EXERCISE DESCRIPTION:
Give the number of lines that include the word "基于各自值设置所有单元格的格式", and nothing else.

DATA PROVIDED:
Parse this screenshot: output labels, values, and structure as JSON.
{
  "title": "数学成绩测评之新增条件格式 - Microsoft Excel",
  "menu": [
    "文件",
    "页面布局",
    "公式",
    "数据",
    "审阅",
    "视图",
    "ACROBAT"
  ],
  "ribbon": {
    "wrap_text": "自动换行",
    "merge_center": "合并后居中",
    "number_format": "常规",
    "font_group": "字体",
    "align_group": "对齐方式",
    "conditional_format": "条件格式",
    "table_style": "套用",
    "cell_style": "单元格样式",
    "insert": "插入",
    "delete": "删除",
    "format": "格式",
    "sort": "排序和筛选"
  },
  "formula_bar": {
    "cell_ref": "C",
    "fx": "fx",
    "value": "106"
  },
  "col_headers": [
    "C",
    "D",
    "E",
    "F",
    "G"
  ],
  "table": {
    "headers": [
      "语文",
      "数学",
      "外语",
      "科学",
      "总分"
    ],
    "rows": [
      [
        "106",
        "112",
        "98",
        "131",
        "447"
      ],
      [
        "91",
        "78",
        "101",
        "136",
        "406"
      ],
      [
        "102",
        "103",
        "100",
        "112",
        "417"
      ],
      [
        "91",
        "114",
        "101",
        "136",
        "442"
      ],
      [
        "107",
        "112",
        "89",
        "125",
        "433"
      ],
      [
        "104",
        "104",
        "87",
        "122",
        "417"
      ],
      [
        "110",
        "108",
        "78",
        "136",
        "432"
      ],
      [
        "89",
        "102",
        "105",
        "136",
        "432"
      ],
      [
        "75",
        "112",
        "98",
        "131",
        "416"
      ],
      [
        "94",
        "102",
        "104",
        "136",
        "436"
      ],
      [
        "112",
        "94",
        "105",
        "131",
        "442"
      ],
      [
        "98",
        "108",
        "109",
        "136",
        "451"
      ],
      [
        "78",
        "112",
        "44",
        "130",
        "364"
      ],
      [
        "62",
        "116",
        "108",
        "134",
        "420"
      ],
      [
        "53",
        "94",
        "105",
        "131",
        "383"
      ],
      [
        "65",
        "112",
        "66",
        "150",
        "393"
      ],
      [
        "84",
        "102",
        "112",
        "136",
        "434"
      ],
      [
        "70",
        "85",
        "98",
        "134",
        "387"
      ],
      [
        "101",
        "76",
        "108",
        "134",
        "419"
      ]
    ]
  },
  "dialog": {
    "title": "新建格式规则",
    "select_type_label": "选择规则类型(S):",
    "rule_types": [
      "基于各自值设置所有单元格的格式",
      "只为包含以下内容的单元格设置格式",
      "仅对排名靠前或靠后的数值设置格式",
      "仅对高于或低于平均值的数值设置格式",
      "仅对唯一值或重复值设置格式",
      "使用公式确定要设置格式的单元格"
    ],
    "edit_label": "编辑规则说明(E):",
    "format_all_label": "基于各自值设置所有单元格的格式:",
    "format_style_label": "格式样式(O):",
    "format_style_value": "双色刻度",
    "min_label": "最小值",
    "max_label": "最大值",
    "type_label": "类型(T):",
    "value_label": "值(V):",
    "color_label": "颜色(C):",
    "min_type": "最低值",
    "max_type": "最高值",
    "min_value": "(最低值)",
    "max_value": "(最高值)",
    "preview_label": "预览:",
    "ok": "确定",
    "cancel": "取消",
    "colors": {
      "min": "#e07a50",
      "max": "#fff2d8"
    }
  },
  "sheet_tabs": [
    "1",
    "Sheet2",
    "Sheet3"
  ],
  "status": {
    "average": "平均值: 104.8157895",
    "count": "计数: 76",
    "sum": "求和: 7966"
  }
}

SOLUTION TO THIS PROBLEM:
2